_Material provided_
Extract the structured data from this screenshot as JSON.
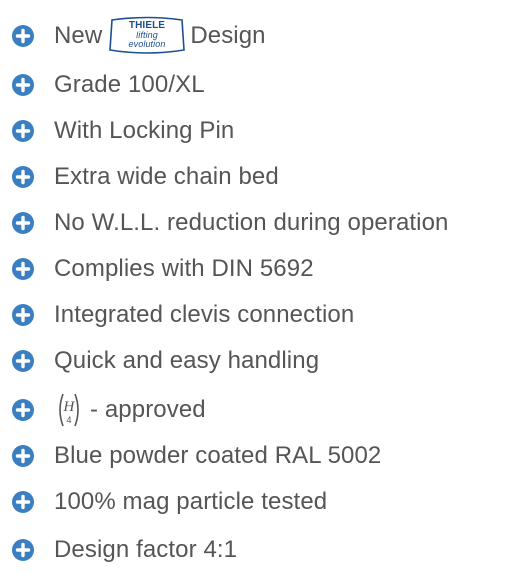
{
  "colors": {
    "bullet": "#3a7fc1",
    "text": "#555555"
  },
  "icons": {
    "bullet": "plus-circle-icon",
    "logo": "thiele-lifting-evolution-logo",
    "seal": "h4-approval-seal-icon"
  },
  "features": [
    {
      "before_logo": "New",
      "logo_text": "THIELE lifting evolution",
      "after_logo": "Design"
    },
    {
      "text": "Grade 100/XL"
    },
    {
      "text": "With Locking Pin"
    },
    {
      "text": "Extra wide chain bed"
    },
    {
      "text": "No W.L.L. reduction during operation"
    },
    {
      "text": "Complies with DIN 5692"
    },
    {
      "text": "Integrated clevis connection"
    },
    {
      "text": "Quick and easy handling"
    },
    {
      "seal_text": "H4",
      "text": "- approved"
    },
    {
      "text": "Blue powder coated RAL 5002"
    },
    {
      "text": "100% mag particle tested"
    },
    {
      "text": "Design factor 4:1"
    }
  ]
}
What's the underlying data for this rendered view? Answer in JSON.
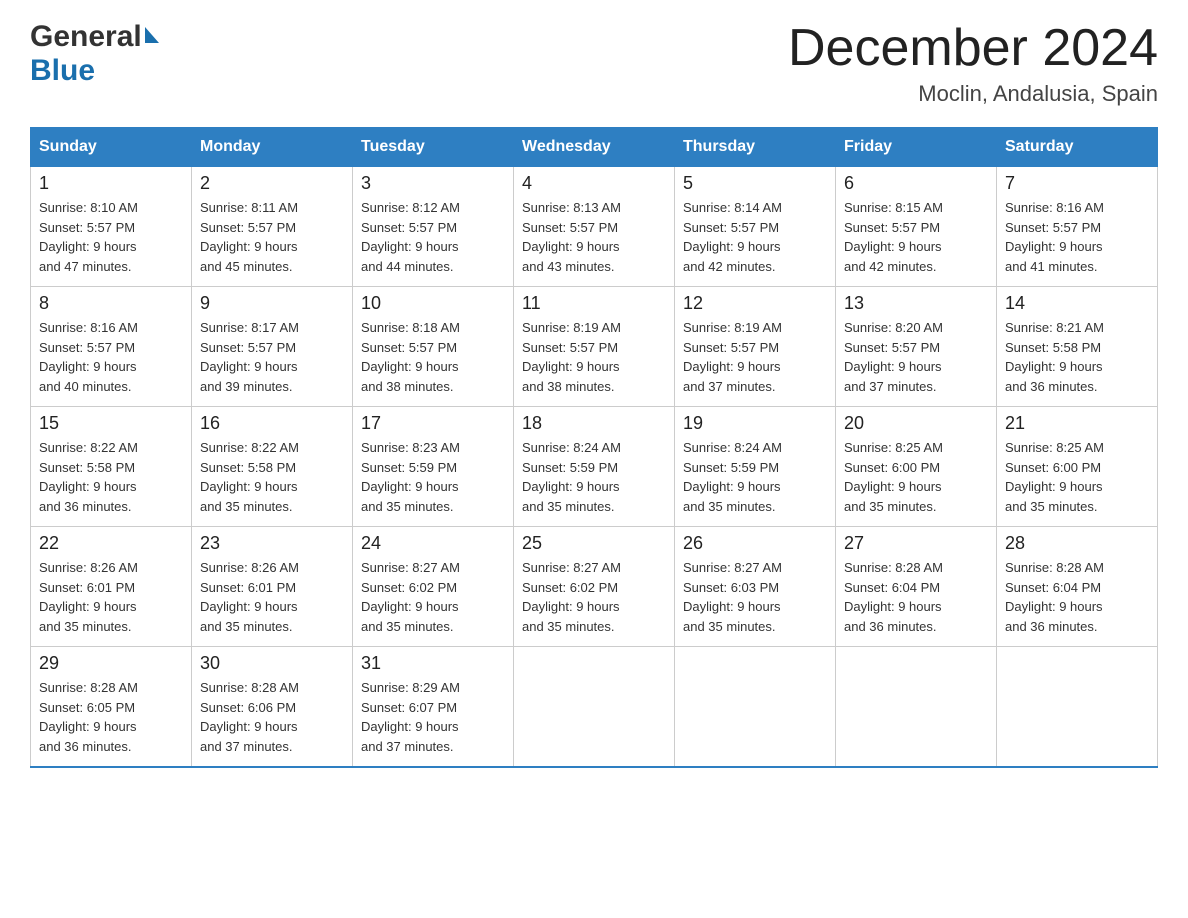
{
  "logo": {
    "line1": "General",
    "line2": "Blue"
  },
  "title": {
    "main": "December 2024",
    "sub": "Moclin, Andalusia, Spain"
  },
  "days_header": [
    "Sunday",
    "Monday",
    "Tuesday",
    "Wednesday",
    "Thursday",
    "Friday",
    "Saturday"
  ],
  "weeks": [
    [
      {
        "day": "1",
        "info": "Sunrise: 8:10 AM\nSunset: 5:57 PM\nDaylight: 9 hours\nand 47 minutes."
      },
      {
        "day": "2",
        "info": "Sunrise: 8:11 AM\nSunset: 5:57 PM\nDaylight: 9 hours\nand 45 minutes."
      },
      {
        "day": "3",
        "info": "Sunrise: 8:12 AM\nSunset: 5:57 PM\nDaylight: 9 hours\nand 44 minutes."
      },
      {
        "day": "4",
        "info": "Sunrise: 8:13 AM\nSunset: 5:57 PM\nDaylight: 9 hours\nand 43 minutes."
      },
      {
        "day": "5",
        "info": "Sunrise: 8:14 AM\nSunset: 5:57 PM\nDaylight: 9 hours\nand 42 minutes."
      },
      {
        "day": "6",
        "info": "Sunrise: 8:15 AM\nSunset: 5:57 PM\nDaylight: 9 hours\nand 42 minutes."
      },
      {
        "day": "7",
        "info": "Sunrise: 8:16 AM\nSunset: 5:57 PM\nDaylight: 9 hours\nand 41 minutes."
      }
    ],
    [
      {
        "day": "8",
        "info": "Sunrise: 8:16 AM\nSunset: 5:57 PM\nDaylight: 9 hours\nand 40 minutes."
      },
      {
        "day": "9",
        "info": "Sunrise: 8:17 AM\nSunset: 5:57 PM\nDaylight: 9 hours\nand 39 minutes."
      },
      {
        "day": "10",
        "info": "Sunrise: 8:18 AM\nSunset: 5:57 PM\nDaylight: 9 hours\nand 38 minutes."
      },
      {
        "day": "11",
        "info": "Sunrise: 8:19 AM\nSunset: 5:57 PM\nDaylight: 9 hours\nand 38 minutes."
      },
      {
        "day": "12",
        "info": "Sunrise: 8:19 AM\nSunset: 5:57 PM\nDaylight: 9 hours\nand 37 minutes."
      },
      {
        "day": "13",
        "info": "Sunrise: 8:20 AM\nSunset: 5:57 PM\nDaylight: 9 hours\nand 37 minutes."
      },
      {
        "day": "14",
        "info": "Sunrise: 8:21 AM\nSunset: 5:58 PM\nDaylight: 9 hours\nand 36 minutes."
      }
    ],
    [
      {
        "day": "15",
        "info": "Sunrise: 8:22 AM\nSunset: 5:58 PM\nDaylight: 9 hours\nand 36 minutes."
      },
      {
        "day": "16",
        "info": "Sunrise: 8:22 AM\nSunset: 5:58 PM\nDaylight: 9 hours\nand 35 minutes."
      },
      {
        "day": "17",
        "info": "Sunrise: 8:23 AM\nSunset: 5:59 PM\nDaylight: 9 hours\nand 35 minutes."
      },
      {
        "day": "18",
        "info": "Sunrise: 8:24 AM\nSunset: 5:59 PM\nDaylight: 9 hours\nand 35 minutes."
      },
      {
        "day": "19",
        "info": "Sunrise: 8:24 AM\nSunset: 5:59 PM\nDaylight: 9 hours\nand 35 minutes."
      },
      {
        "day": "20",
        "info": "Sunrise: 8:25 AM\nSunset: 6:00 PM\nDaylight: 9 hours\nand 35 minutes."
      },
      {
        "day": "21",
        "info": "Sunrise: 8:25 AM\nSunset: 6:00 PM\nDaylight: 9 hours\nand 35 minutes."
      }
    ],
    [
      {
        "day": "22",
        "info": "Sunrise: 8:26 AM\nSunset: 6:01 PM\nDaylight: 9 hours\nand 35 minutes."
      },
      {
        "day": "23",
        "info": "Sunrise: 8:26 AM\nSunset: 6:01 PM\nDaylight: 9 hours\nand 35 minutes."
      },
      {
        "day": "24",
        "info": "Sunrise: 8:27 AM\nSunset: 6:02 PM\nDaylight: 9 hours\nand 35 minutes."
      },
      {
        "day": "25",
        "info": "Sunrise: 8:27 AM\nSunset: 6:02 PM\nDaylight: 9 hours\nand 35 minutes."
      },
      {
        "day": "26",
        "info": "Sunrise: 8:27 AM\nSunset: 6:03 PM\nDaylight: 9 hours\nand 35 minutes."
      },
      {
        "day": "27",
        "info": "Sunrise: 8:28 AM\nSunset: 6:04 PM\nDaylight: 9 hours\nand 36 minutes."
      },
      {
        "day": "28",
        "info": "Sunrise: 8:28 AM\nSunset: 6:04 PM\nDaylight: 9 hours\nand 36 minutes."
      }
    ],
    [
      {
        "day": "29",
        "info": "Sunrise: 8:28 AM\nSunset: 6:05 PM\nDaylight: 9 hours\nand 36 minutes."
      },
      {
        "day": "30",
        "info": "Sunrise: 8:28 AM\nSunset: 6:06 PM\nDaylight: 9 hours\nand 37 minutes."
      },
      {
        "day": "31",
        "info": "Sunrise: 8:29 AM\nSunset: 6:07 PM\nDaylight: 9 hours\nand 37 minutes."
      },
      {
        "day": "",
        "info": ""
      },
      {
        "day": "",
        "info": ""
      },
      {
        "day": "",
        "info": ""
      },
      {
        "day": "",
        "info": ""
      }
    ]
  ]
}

_Exercise details_
Pull out every line holding "bullet" from the records above, and copy it.

_Response to the task_
    "bullet": "#3a7fc1",
    "bullet": "plus-circle-icon",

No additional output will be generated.